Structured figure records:

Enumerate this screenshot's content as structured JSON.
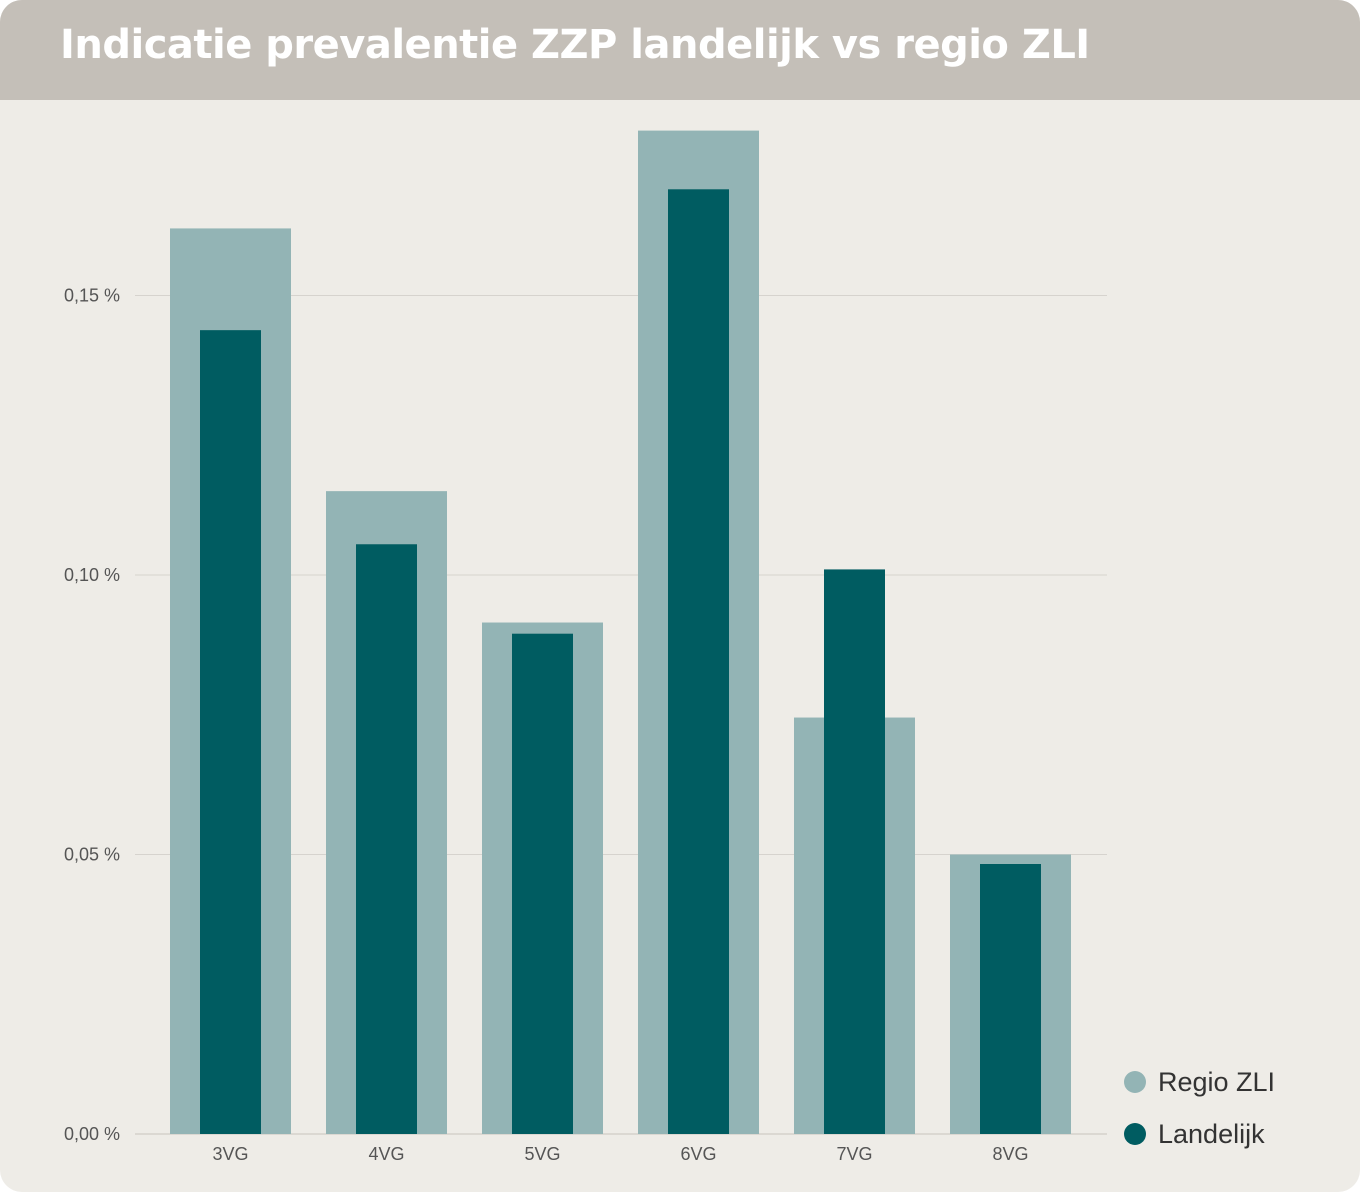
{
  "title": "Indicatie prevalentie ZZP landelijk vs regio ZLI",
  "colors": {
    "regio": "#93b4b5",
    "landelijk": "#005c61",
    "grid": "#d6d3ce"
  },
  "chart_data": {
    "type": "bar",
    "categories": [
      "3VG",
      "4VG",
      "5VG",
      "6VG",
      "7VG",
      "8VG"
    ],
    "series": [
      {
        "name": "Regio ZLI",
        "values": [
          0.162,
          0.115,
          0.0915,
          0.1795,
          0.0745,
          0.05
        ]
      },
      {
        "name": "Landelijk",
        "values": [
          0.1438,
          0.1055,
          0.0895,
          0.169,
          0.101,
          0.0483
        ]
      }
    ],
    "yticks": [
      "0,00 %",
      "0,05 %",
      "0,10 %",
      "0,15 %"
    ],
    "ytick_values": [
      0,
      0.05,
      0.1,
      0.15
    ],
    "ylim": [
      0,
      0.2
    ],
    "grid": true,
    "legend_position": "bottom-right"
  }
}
...
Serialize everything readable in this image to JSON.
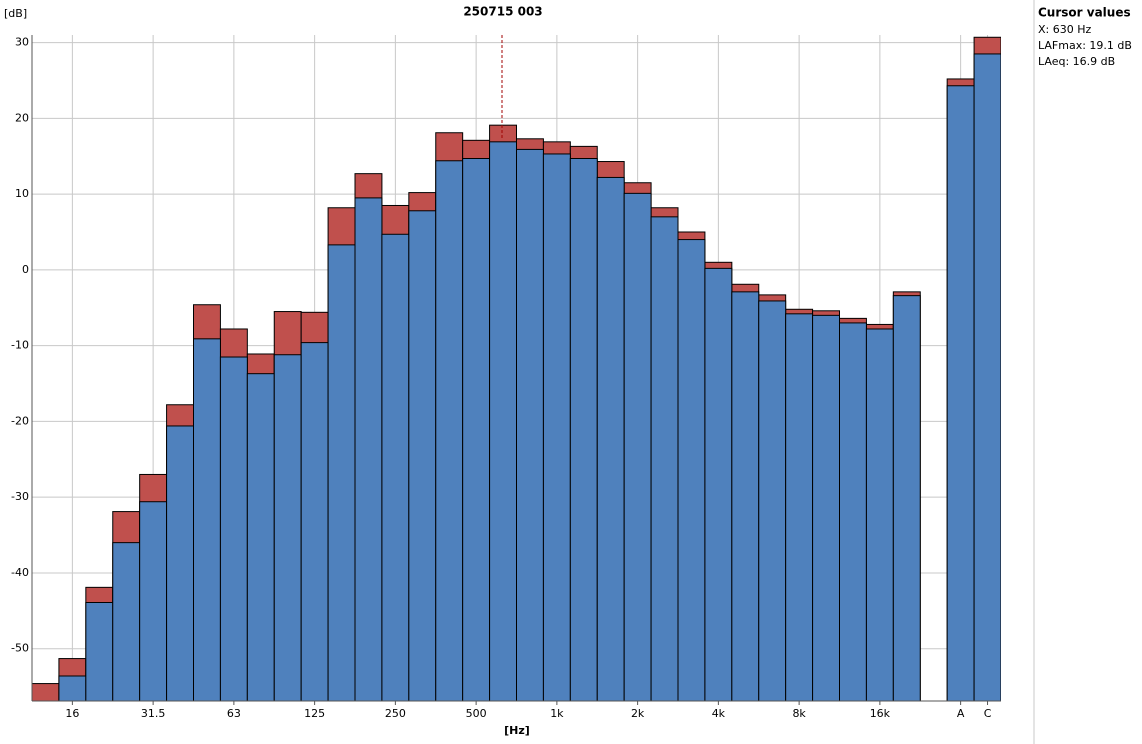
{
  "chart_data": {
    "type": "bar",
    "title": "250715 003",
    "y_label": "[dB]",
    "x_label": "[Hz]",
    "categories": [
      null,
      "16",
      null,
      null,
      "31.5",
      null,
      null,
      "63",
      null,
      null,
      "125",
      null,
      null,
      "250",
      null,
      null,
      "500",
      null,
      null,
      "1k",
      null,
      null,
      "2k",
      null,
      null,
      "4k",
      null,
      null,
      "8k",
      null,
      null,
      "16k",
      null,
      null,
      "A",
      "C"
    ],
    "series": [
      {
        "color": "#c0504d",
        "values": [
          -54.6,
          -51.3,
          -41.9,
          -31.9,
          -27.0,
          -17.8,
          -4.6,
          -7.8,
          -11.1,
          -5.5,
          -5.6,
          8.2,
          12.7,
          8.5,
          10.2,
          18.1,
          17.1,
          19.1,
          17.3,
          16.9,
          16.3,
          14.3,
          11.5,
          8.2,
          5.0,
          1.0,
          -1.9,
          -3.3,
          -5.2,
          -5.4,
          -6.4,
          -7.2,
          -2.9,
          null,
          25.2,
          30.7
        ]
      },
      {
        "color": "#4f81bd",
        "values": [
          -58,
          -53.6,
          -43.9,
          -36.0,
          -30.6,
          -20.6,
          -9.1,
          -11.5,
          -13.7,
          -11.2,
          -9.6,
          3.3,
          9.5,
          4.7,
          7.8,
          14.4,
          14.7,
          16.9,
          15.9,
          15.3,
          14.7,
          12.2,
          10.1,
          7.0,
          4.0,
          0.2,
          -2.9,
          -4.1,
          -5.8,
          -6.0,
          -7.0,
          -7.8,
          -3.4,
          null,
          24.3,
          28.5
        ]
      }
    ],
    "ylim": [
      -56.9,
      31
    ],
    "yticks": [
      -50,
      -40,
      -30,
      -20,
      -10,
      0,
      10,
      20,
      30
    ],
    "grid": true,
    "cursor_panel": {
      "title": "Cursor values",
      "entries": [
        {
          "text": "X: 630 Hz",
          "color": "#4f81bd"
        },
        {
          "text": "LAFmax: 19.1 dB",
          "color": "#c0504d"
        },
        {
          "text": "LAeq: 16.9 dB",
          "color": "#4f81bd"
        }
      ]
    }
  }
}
...
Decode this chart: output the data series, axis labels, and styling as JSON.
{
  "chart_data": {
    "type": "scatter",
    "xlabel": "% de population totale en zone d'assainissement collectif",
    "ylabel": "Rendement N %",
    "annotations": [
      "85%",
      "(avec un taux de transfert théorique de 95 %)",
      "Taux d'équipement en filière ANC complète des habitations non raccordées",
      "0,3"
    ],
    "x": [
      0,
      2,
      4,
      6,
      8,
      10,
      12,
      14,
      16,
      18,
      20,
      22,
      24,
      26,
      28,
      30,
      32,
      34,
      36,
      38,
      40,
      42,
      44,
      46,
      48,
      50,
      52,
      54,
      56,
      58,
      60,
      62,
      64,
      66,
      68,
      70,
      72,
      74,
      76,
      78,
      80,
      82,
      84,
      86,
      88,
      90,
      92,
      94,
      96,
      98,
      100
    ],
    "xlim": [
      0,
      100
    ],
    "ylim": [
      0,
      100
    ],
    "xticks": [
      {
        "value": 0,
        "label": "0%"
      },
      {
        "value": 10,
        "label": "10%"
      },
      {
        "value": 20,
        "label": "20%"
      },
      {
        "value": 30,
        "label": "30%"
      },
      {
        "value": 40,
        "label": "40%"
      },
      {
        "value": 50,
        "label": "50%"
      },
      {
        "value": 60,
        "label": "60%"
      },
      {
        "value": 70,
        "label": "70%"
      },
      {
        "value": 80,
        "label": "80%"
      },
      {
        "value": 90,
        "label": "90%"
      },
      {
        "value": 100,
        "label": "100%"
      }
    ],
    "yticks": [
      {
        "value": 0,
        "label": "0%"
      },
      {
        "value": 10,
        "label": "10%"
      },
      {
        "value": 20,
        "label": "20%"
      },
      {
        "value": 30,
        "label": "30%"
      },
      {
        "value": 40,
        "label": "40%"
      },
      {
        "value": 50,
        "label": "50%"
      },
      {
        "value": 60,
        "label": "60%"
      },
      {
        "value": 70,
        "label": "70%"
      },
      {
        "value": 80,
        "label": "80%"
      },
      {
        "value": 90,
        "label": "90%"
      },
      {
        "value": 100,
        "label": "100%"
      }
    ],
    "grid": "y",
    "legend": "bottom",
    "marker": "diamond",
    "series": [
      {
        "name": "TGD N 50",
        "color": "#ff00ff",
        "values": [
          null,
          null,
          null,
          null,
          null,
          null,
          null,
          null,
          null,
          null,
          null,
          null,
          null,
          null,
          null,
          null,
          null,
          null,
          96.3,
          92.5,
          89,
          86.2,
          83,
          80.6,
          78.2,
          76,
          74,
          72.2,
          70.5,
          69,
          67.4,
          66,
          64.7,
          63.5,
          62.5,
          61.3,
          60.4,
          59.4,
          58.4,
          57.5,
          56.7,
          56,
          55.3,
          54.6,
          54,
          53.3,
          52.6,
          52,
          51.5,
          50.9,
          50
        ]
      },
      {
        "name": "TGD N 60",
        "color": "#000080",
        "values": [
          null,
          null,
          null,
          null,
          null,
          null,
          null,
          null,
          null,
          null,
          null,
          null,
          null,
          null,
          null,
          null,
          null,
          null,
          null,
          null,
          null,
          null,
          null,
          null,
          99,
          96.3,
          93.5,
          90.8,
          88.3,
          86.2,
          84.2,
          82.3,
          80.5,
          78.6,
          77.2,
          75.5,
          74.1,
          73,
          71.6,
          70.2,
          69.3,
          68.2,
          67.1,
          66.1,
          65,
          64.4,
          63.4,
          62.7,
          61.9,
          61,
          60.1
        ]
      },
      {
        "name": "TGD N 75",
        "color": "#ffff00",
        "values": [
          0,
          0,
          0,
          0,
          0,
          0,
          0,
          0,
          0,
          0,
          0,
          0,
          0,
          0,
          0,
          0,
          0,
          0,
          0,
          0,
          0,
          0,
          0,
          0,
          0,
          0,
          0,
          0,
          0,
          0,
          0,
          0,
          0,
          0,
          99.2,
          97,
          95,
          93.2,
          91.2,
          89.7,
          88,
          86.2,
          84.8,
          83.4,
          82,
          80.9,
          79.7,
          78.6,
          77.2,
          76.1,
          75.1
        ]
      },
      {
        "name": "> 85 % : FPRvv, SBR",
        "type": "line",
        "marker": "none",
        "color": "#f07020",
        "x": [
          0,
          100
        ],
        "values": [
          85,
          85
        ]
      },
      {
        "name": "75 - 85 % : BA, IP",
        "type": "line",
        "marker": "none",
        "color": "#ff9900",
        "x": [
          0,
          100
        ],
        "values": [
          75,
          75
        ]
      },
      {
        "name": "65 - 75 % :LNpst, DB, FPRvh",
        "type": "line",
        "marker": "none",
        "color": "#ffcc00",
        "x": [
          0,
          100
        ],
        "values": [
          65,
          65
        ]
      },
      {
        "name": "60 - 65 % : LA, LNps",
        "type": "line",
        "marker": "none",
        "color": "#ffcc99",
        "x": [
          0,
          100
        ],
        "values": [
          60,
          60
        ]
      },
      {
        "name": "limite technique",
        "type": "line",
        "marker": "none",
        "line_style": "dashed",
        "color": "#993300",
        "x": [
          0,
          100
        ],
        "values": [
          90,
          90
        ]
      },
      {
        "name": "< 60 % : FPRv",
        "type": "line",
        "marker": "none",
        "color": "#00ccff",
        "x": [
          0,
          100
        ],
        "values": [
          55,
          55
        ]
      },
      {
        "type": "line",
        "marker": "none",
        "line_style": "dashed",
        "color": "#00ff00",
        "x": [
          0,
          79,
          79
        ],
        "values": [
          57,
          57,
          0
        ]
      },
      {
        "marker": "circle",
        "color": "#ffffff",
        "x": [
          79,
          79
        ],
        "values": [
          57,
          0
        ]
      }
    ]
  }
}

> WRITTEN TASK: Copy every single line of the material above that holds "this".

> TASK RESULT:
Enumerate this screenshot's content as structured JSON.
Serialize everything readable in this image to JSON.
Decode this chart: output the data series, axis labels, and styling as JSON.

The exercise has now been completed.